## Rows
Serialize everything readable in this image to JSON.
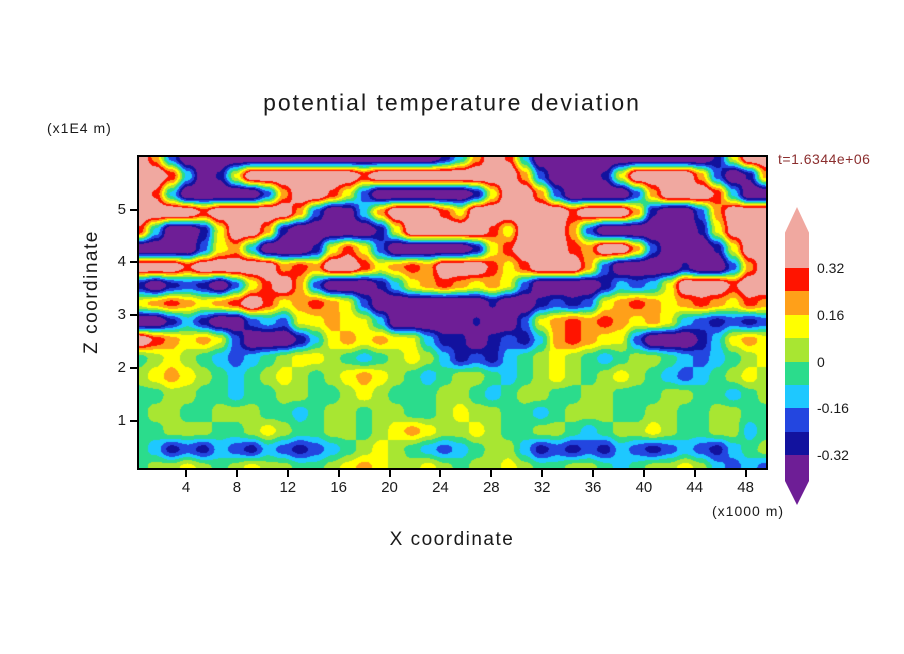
{
  "title": "potential temperature deviation",
  "time_label": "t=1.6344e+06",
  "axes": {
    "x": {
      "label": "X coordinate",
      "unit": "(x1000 m)",
      "range": [
        0.3,
        49.6
      ],
      "ticks": [
        4,
        8,
        12,
        16,
        20,
        24,
        28,
        32,
        36,
        40,
        44,
        48
      ]
    },
    "z": {
      "label": "Z coordinate",
      "unit": "(x1E4 m)",
      "range": [
        0.1,
        6.0
      ],
      "ticks": [
        1,
        2,
        3,
        4,
        5
      ]
    }
  },
  "colorbar": {
    "labels": [
      "0.32",
      "0.16",
      "0",
      "-0.16",
      "-0.32"
    ],
    "segment_colors_top_to_bottom": [
      "#FF1400",
      "#FFA019",
      "#FFFF00",
      "#A8E632",
      "#2BDC8C",
      "#1EC8FF",
      "#2346E0",
      "#12129E"
    ],
    "arrow_top_color": "#F0A8A0",
    "arrow_bottom_color": "#6E1E96"
  },
  "chart_data": {
    "type": "heatmap",
    "title": "potential temperature deviation",
    "annotation": "t=1.6344e+06",
    "xlabel": "X coordinate (x1000 m)",
    "ylabel": "Z coordinate (x1E4 m)",
    "x_range": [
      0.3,
      49.6
    ],
    "z_range": [
      0.1,
      6.0
    ],
    "levels": [
      -0.32,
      -0.24,
      -0.16,
      -0.08,
      0,
      0.08,
      0.16,
      0.24,
      0.32
    ],
    "level_colors_low_to_high": [
      "#6E1E96",
      "#12129E",
      "#2346E0",
      "#1EC8FF",
      "#2BDC8C",
      "#A8E632",
      "#FFFF00",
      "#FFA019",
      "#FF1400",
      "#F0A8A0"
    ],
    "grid_rows_top_to_bottom": [
      [
        0.45,
        0.2,
        -0.2,
        -0.45,
        -0.45,
        -0.45,
        -0.45,
        -0.45,
        -0.45,
        -0.45,
        -0.45,
        -0.45,
        -0.45,
        -0.45,
        -0.45,
        -0.45,
        -0.45,
        -0.45,
        -0.45,
        -0.3,
        -0.1,
        0.2,
        0.45,
        0.3,
        -0.1,
        -0.45,
        -0.45,
        -0.45,
        -0.45,
        -0.45,
        -0.45,
        -0.45,
        -0.45,
        -0.45,
        -0.45,
        -0.45,
        -0.3,
        0.1,
        0.45,
        0.45
      ],
      [
        0.45,
        0.45,
        0.3,
        -0.1,
        -0.45,
        -0.3,
        0.1,
        0.45,
        0.45,
        0.45,
        0.45,
        0.45,
        0.45,
        0.45,
        0.3,
        0.45,
        0.45,
        0.45,
        0.45,
        0.45,
        0.45,
        0.45,
        0.45,
        0.45,
        0.2,
        -0.2,
        -0.45,
        -0.45,
        -0.45,
        -0.3,
        0.1,
        0.45,
        0.45,
        0.45,
        0.45,
        0.2,
        -0.2,
        -0.45,
        -0.3,
        0.2
      ],
      [
        0.45,
        0.3,
        -0.1,
        -0.45,
        -0.45,
        -0.45,
        -0.45,
        -0.45,
        -0.2,
        0.2,
        0.45,
        0.45,
        0.3,
        0.1,
        -0.2,
        -0.45,
        -0.45,
        -0.45,
        -0.45,
        -0.45,
        -0.45,
        -0.3,
        0.1,
        0.45,
        0.45,
        0.2,
        -0.2,
        -0.45,
        -0.45,
        -0.45,
        -0.45,
        -0.2,
        0.2,
        0.45,
        0.45,
        0.45,
        0.3,
        -0.1,
        -0.45,
        -0.45
      ],
      [
        0.45,
        0.45,
        0.45,
        0.45,
        0.3,
        0.45,
        0.45,
        0.45,
        0.45,
        0.45,
        0.2,
        -0.2,
        -0.45,
        -0.4,
        -0.1,
        0.2,
        0.45,
        0.45,
        0.45,
        0.28,
        0.12,
        0.45,
        0.45,
        0.45,
        0.45,
        0.45,
        0.45,
        0.3,
        0.45,
        0.45,
        0.45,
        0.2,
        -0.3,
        -0.45,
        -0.45,
        -0.2,
        0.2,
        0.45,
        0.45,
        0.45
      ],
      [
        0.3,
        -0.1,
        -0.45,
        -0.45,
        -0.3,
        0.1,
        0.45,
        0.45,
        0.2,
        -0.3,
        -0.45,
        -0.45,
        -0.45,
        -0.45,
        -0.45,
        -0.3,
        0.1,
        0.45,
        0.45,
        0.45,
        0.45,
        0.45,
        0.3,
        0.1,
        0.45,
        0.45,
        0.45,
        0.2,
        -0.2,
        -0.45,
        -0.45,
        -0.45,
        -0.45,
        -0.45,
        -0.45,
        -0.3,
        0.1,
        0.4,
        0.45,
        0.45
      ],
      [
        -0.45,
        -0.45,
        -0.45,
        -0.45,
        -0.2,
        0.12,
        0.2,
        -0.1,
        -0.45,
        -0.45,
        -0.45,
        -0.3,
        0.1,
        0.28,
        0.12,
        -0.2,
        -0.45,
        -0.45,
        -0.45,
        -0.45,
        -0.45,
        -0.3,
        0.1,
        0.3,
        0.45,
        0.45,
        0.45,
        0.28,
        0.2,
        0.45,
        0.45,
        0.2,
        -0.2,
        -0.45,
        -0.45,
        -0.45,
        -0.3,
        0.1,
        0.45,
        0.45
      ],
      [
        0.45,
        0.45,
        0.45,
        0.3,
        0.45,
        0.45,
        0.45,
        0.45,
        0.45,
        0.2,
        0.28,
        0.2,
        0.45,
        0.45,
        0.3,
        0.12,
        0.2,
        0.28,
        0.2,
        0.45,
        0.45,
        0.45,
        0.28,
        0.12,
        0.28,
        0.45,
        0.45,
        0.45,
        0.2,
        -0.2,
        -0.45,
        -0.45,
        -0.45,
        -0.45,
        -0.3,
        -0.45,
        -0.45,
        -0.2,
        0.2,
        0.45
      ],
      [
        -0.28,
        -0.45,
        -0.28,
        -0.2,
        -0.28,
        -0.45,
        -0.2,
        0.1,
        0.3,
        0.45,
        0.2,
        -0.2,
        -0.45,
        -0.45,
        -0.45,
        -0.3,
        -0.1,
        0.12,
        0.2,
        0.28,
        0.2,
        0.12,
        0.2,
        0.1,
        -0.2,
        -0.45,
        -0.45,
        -0.45,
        -0.45,
        -0.3,
        -0.12,
        -0.2,
        -0.12,
        0.1,
        0.45,
        0.45,
        0.45,
        0.3,
        0.45,
        0.45
      ],
      [
        0.12,
        0.2,
        0.28,
        0.2,
        0.12,
        0.2,
        0.28,
        0.45,
        0.28,
        0.12,
        0.2,
        0.28,
        0.2,
        0.1,
        -0.2,
        -0.45,
        -0.45,
        -0.45,
        -0.45,
        -0.45,
        -0.45,
        -0.45,
        -0.3,
        -0.45,
        -0.45,
        -0.28,
        -0.2,
        -0.28,
        -0.2,
        0.1,
        0.2,
        0.28,
        0.2,
        0.12,
        0.2,
        0.28,
        0.2,
        0.12,
        0.28,
        0.2
      ],
      [
        -0.45,
        -0.45,
        -0.28,
        -0.12,
        -0.28,
        -0.45,
        -0.45,
        -0.2,
        -0.12,
        -0.2,
        0.1,
        0.12,
        0.2,
        0.12,
        0.1,
        -0.1,
        -0.45,
        -0.45,
        -0.45,
        -0.45,
        -0.45,
        -0.3,
        -0.45,
        -0.45,
        -0.2,
        0.1,
        0.2,
        0.28,
        0.2,
        0.28,
        0.2,
        0.12,
        0.2,
        0.1,
        -0.12,
        -0.2,
        -0.28,
        -0.2,
        -0.28,
        -0.2
      ],
      [
        0.45,
        0.3,
        0.2,
        0.12,
        0.2,
        0.1,
        -0.2,
        -0.45,
        -0.45,
        -0.45,
        -0.3,
        -0.1,
        0.12,
        0.2,
        0.12,
        0.2,
        0.12,
        0.1,
        -0.12,
        -0.28,
        -0.28,
        -0.45,
        -0.28,
        -0.2,
        -0.28,
        -0.1,
        0.2,
        0.28,
        0.2,
        0.12,
        0.1,
        -0.2,
        -0.45,
        -0.45,
        -0.45,
        -0.3,
        -0.1,
        0.12,
        0.2,
        0.12
      ],
      [
        -0.04,
        0.04,
        0.12,
        0.04,
        -0.04,
        -0.12,
        -0.2,
        -0.12,
        -0.04,
        0.04,
        0.12,
        0.12,
        0.04,
        -0.04,
        -0.12,
        -0.04,
        0.04,
        0.12,
        0.04,
        -0.12,
        -0.28,
        -0.2,
        -0.28,
        -0.12,
        -0.04,
        0.04,
        0.12,
        0.04,
        -0.04,
        -0.12,
        -0.04,
        0.04,
        0.04,
        -0.04,
        -0.12,
        -0.2,
        -0.12,
        -0.04,
        0.04,
        0.12
      ],
      [
        0.04,
        0.12,
        0.2,
        0.12,
        0.04,
        -0.04,
        -0.12,
        -0.04,
        0.04,
        0.12,
        0.04,
        -0.04,
        0.04,
        0.12,
        0.2,
        0.12,
        0.04,
        -0.04,
        -0.12,
        -0.04,
        0.04,
        0.04,
        -0.04,
        -0.12,
        -0.04,
        0.04,
        0.12,
        0.04,
        -0.04,
        0.04,
        0.12,
        0.04,
        -0.04,
        -0.12,
        -0.2,
        -0.12,
        -0.04,
        0.04,
        0.12,
        0.04
      ],
      [
        -0.04,
        -0.04,
        0.04,
        0.04,
        -0.04,
        -0.04,
        -0.12,
        -0.04,
        -0.04,
        0.04,
        0.04,
        -0.04,
        -0.04,
        0.04,
        0.12,
        0.04,
        -0.04,
        -0.04,
        -0.04,
        0.04,
        0.04,
        -0.04,
        -0.12,
        -0.04,
        0.04,
        0.04,
        -0.04,
        -0.04,
        0.04,
        0.04,
        -0.04,
        -0.04,
        -0.04,
        0.04,
        0.04,
        -0.04,
        -0.04,
        -0.12,
        -0.04,
        0.04
      ],
      [
        -0.04,
        0.04,
        0.04,
        -0.04,
        -0.04,
        0.04,
        0.04,
        0.04,
        -0.04,
        -0.04,
        -0.12,
        -0.04,
        0.04,
        0.04,
        -0.04,
        0.04,
        0.04,
        -0.04,
        -0.04,
        0.04,
        0.12,
        0.04,
        0.04,
        -0.04,
        -0.04,
        -0.12,
        -0.04,
        0.04,
        0.04,
        0.04,
        -0.04,
        -0.04,
        0.04,
        0.04,
        -0.04,
        -0.04,
        0.04,
        0.04,
        -0.04,
        -0.04
      ],
      [
        -0.04,
        -0.04,
        0.04,
        0.04,
        0.04,
        -0.04,
        -0.04,
        0.04,
        0.12,
        0.04,
        -0.04,
        -0.04,
        0.04,
        0.04,
        -0.04,
        0.04,
        0.12,
        0.2,
        0.12,
        0.04,
        0.04,
        0.12,
        0.04,
        -0.04,
        -0.04,
        0.04,
        0.04,
        -0.04,
        -0.12,
        -0.04,
        0.04,
        0.04,
        0.12,
        0.04,
        -0.04,
        -0.04,
        0.04,
        0.04,
        -0.12,
        -0.04
      ],
      [
        -0.04,
        -0.12,
        -0.28,
        -0.2,
        -0.28,
        -0.12,
        -0.2,
        -0.28,
        -0.12,
        -0.2,
        -0.28,
        -0.2,
        -0.12,
        -0.04,
        0.04,
        0.12,
        0.04,
        -0.04,
        -0.12,
        -0.2,
        -0.12,
        -0.04,
        0.04,
        0.04,
        -0.12,
        -0.28,
        -0.2,
        -0.28,
        -0.2,
        -0.28,
        -0.12,
        -0.2,
        -0.28,
        -0.2,
        -0.12,
        -0.2,
        -0.28,
        -0.12,
        -0.04,
        0.04
      ],
      [
        -0.04,
        0.04,
        0.04,
        0.12,
        0.04,
        -0.04,
        0.04,
        0.12,
        0.04,
        0.04,
        -0.04,
        -0.04,
        0.04,
        0.12,
        0.2,
        0.12,
        0.04,
        0.04,
        0.12,
        0.04,
        -0.04,
        0.04,
        0.04,
        0.12,
        0.04,
        -0.04,
        -0.04,
        0.04,
        0.04,
        -0.04,
        -0.12,
        -0.04,
        0.04,
        0.04,
        0.12,
        0.04,
        -0.12,
        -0.2,
        -0.12,
        -0.2
      ]
    ]
  }
}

## Task objective
In the entries above, find each line with the word "deviation" and copy it.

## Exercise output
  "title": "potential temperature deviation",
    "title": "potential temperature deviation",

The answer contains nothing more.